Exercise:
Return the entries below verbatim. Pictures stay out.
start Exercise data
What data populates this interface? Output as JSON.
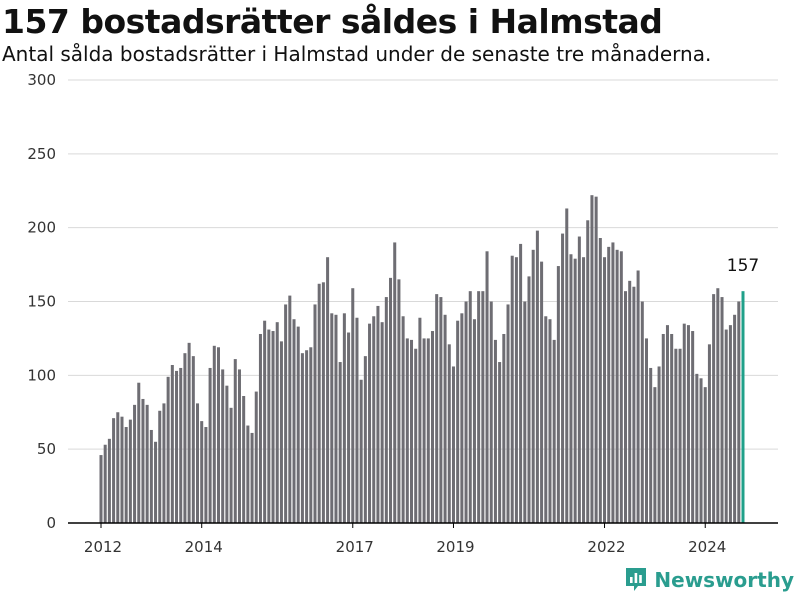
{
  "header": {
    "title": "157 bostadsrätter såldes i Halmstad",
    "subtitle": "Antal sålda bostadsrätter i Halmstad under de senaste tre månaderna."
  },
  "brand": {
    "name": "Newsworthy",
    "icon": "newsworthy-logo-icon"
  },
  "colors": {
    "bar": "#6e6d73",
    "highlight": "#20a08a",
    "grid": "#d9d9d9",
    "axis": "#000000",
    "brand": "#2a9d8f"
  },
  "chart_data": {
    "type": "bar",
    "title": "157 bostadsrätter såldes i Halmstad",
    "subtitle": "Antal sålda bostadsrätter i Halmstad under de senaste tre månaderna.",
    "xlabel": "",
    "ylabel": "",
    "ylim": [
      0,
      300
    ],
    "yticks": [
      0,
      50,
      100,
      150,
      200,
      250,
      300
    ],
    "x_tick_labels": [
      "2012",
      "2014",
      "2017",
      "2019",
      "2022",
      "2024"
    ],
    "grid": "horizontal",
    "legend": "none",
    "period": "monthly, rolling three months, 2012-01 to 2024-12",
    "values": [
      46,
      53,
      57,
      71,
      75,
      72,
      65,
      70,
      80,
      95,
      84,
      80,
      63,
      55,
      76,
      81,
      99,
      107,
      103,
      105,
      115,
      122,
      113,
      81,
      69,
      65,
      105,
      120,
      119,
      104,
      93,
      78,
      111,
      104,
      86,
      66,
      61,
      89,
      128,
      137,
      131,
      130,
      136,
      123,
      148,
      154,
      138,
      133,
      115,
      117,
      119,
      148,
      162,
      163,
      180,
      142,
      141,
      109,
      142,
      129,
      159,
      139,
      97,
      113,
      135,
      140,
      147,
      136,
      153,
      166,
      190,
      165,
      140,
      125,
      124,
      118,
      139,
      125,
      125,
      130,
      155,
      153,
      141,
      121,
      106,
      137,
      142,
      150,
      157,
      138,
      157,
      157,
      184,
      150,
      124,
      109,
      128,
      148,
      181,
      180,
      189,
      150,
      167,
      185,
      198,
      177,
      140,
      138,
      124,
      174,
      196,
      213,
      182,
      179,
      194,
      180,
      205,
      222,
      221,
      193,
      180,
      187,
      190,
      185,
      184,
      157,
      164,
      160,
      171,
      150,
      125,
      105,
      92,
      106,
      128,
      134,
      128,
      118,
      118,
      135,
      134,
      130,
      101,
      98,
      92,
      121,
      155,
      159,
      153,
      131,
      134,
      141,
      150,
      157
    ],
    "highlight_last": {
      "value": 157,
      "label": "157"
    }
  }
}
end Exercise data
Task answer:
What data populates this interface? Output as JSON.
{
  "header": {
    "title": "157 bostadsrätter såldes i Halmstad",
    "subtitle": "Antal sålda bostadsrätter i Halmstad under de senaste tre månaderna."
  },
  "brand": {
    "name": "Newsworthy",
    "icon": "newsworthy-logo-icon"
  },
  "colors": {
    "bar": "#6e6d73",
    "highlight": "#20a08a",
    "grid": "#d9d9d9",
    "axis": "#000000",
    "brand": "#2a9d8f"
  },
  "chart_data": {
    "type": "bar",
    "title": "157 bostadsrätter såldes i Halmstad",
    "subtitle": "Antal sålda bostadsrätter i Halmstad under de senaste tre månaderna.",
    "xlabel": "",
    "ylabel": "",
    "ylim": [
      0,
      300
    ],
    "yticks": [
      0,
      50,
      100,
      150,
      200,
      250,
      300
    ],
    "x_tick_labels": [
      "2012",
      "2014",
      "2017",
      "2019",
      "2022",
      "2024"
    ],
    "grid": "horizontal",
    "legend": "none",
    "period": "monthly, rolling three months, 2012-01 to 2024-12",
    "values": [
      46,
      53,
      57,
      71,
      75,
      72,
      65,
      70,
      80,
      95,
      84,
      80,
      63,
      55,
      76,
      81,
      99,
      107,
      103,
      105,
      115,
      122,
      113,
      81,
      69,
      65,
      105,
      120,
      119,
      104,
      93,
      78,
      111,
      104,
      86,
      66,
      61,
      89,
      128,
      137,
      131,
      130,
      136,
      123,
      148,
      154,
      138,
      133,
      115,
      117,
      119,
      148,
      162,
      163,
      180,
      142,
      141,
      109,
      142,
      129,
      159,
      139,
      97,
      113,
      135,
      140,
      147,
      136,
      153,
      166,
      190,
      165,
      140,
      125,
      124,
      118,
      139,
      125,
      125,
      130,
      155,
      153,
      141,
      121,
      106,
      137,
      142,
      150,
      157,
      138,
      157,
      157,
      184,
      150,
      124,
      109,
      128,
      148,
      181,
      180,
      189,
      150,
      167,
      185,
      198,
      177,
      140,
      138,
      124,
      174,
      196,
      213,
      182,
      179,
      194,
      180,
      205,
      222,
      221,
      193,
      180,
      187,
      190,
      185,
      184,
      157,
      164,
      160,
      171,
      150,
      125,
      105,
      92,
      106,
      128,
      134,
      128,
      118,
      118,
      135,
      134,
      130,
      101,
      98,
      92,
      121,
      155,
      159,
      153,
      131,
      134,
      141,
      150,
      157
    ],
    "highlight_last": {
      "value": 157,
      "label": "157"
    }
  }
}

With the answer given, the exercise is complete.